## Work instructions
Format the material as a numbered list, starting at the line that contains "article-text-line: законодательства Российской" and ending at the line that contains "article-heading: Статья 1". Include only those lines, and leave out any blank ones.
# Input material start
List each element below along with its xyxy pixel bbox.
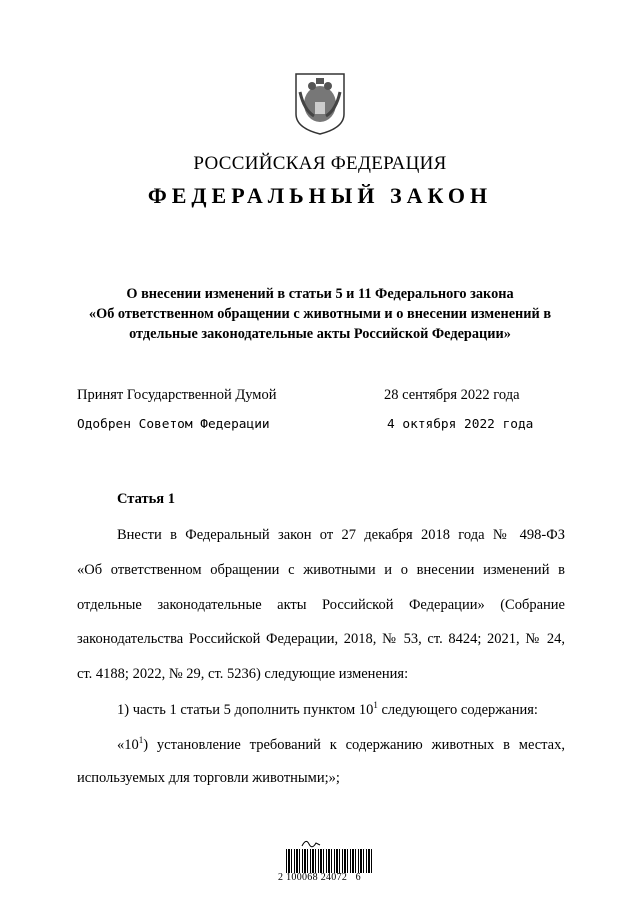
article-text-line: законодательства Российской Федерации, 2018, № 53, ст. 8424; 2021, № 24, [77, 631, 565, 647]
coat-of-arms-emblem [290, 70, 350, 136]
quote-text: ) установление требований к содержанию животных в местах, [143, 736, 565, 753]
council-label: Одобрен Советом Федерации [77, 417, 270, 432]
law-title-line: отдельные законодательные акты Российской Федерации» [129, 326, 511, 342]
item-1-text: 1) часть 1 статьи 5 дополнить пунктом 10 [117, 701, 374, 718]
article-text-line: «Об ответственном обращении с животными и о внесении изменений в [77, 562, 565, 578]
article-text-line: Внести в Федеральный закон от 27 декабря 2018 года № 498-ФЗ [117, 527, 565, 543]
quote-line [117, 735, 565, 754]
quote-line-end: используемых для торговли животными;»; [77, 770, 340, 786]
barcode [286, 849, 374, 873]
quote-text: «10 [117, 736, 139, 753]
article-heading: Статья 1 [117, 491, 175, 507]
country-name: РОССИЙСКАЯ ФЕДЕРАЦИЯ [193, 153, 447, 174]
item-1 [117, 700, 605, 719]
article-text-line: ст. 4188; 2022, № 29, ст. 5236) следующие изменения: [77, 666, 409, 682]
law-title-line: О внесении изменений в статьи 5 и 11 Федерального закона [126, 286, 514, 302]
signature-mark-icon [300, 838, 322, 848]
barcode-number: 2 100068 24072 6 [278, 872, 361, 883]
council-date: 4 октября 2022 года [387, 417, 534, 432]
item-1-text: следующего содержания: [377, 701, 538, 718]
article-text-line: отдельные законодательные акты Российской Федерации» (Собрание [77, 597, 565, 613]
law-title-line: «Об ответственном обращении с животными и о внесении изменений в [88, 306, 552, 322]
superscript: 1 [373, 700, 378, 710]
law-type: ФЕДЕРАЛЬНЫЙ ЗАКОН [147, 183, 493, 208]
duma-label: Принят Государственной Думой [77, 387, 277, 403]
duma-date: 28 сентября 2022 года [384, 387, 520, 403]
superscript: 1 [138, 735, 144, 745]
# Input material end
# Input material start
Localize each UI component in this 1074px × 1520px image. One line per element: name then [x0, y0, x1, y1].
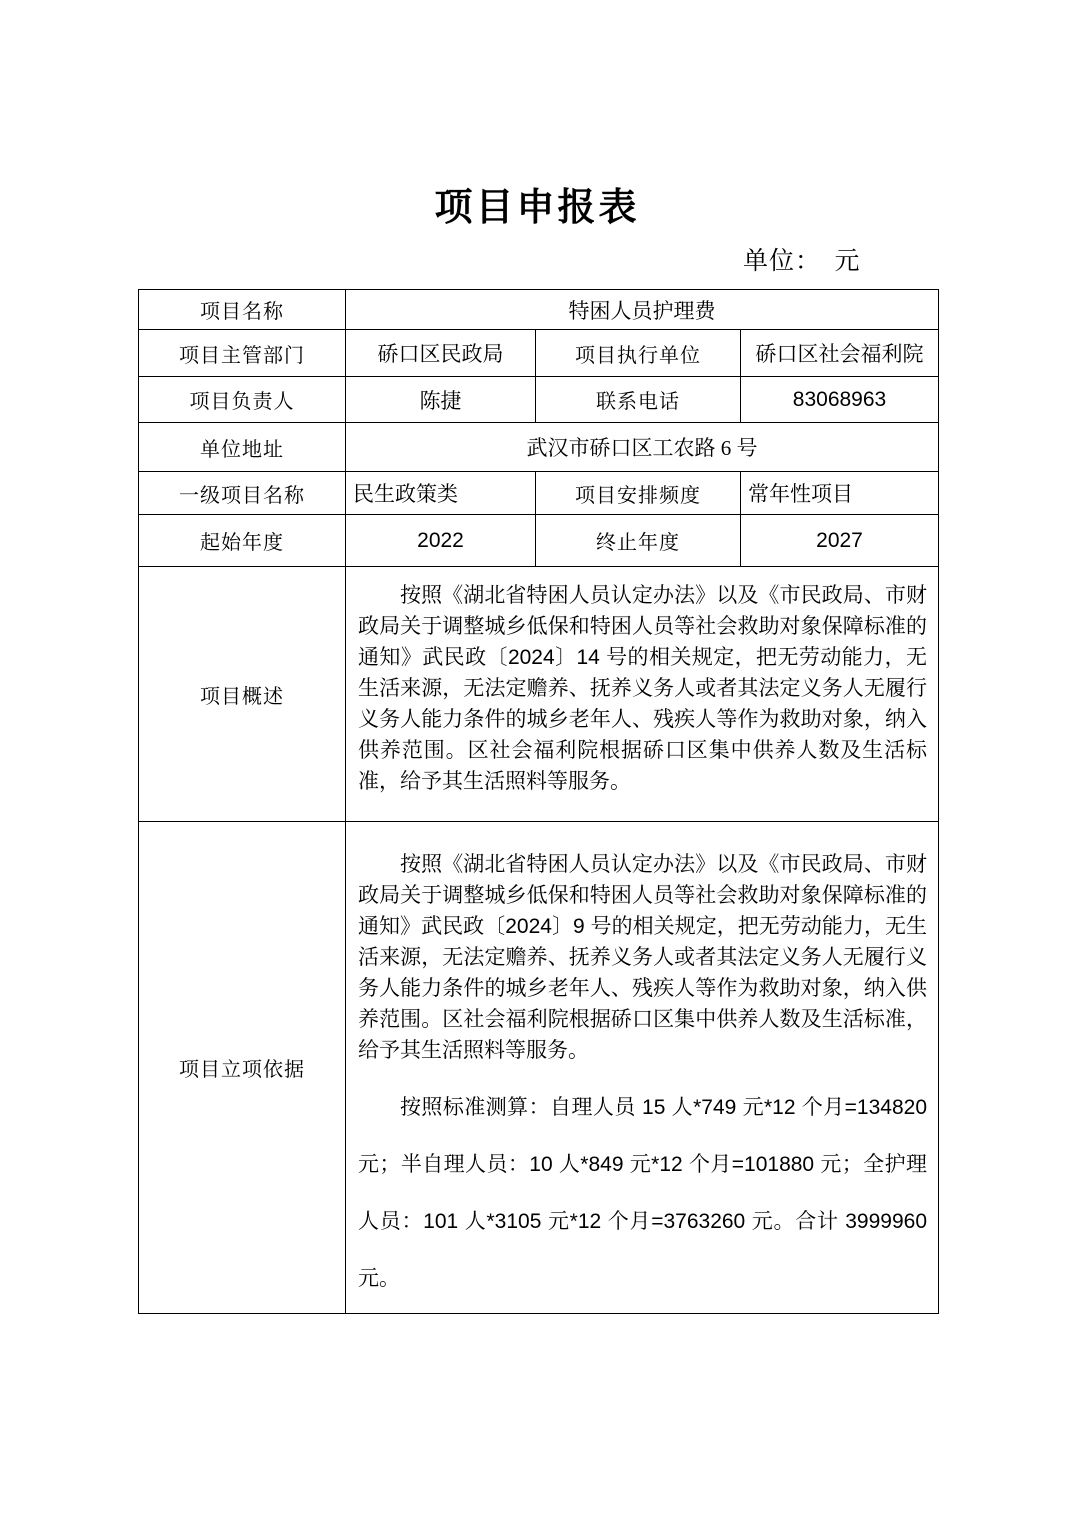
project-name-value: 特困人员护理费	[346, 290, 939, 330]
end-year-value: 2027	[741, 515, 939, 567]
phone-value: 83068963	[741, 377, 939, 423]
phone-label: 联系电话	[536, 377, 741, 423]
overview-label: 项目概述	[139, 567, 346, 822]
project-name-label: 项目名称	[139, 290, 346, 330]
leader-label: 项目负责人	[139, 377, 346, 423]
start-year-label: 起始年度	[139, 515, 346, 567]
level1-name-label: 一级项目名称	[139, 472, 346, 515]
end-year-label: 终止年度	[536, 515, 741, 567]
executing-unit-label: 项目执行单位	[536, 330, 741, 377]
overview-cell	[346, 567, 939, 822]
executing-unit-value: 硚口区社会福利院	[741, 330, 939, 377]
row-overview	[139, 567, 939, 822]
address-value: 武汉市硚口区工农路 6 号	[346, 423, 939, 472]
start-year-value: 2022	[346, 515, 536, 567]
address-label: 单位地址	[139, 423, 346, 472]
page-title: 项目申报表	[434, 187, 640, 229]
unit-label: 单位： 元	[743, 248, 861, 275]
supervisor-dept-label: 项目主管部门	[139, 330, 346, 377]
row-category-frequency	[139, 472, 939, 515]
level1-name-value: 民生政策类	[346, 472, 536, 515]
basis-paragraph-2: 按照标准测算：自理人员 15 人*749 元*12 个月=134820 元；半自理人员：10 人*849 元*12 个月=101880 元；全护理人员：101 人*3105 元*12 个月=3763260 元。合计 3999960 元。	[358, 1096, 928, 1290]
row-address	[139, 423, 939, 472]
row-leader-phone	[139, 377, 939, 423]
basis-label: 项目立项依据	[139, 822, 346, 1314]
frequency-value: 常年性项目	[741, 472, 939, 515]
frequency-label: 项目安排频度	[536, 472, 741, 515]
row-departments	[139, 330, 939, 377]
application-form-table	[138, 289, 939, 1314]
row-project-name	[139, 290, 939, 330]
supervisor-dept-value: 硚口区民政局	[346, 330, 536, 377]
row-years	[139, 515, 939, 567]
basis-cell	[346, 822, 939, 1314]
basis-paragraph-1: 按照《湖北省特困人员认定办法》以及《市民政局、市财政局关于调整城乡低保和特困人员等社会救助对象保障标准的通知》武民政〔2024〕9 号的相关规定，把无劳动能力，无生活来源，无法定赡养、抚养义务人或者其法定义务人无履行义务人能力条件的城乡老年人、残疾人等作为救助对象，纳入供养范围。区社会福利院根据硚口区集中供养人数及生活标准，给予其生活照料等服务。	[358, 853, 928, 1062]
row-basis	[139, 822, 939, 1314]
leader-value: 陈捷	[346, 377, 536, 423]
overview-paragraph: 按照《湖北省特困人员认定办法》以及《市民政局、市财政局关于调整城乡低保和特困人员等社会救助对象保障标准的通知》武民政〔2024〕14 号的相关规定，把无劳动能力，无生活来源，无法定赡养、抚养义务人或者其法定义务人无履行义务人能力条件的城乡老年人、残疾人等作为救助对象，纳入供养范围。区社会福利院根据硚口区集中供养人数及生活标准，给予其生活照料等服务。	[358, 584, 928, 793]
# Input material end
## Task output
1. article-text-line: законодательства Российской Федерации, 2018, № 53, ст. 8424; 2021, № 24, [77, 631, 565, 647]
2. coat-of-arms-emblem [290, 70, 350, 136]
3. quote-text: ) установление требований к содержанию животных в местах, [143, 736, 565, 753]
4. council-label: Одобрен Советом Федерации [77, 417, 270, 432]
5. law-title-line: отдельные законодательные акты Российской Федерации» [129, 326, 511, 342]
6. item-1-text: 1) часть 1 статьи 5 дополнить пунктом 10 [117, 701, 374, 718]
7. article-text-line: «Об ответственном обращении с животными и о внесении изменений в [77, 562, 565, 578]
8. article-text-line: Внести в Федеральный закон от 27 декабря 2018 года № 498-ФЗ [117, 527, 565, 543]
9. quote-line [117, 735, 565, 754]
10. quote-line-end: используемых для торговли животными;»; [77, 770, 340, 786]
11. barcode [286, 849, 374, 873]
12. quote-text: «10 [117, 736, 139, 753]
13. article-heading: Статья 1 [117, 491, 175, 507]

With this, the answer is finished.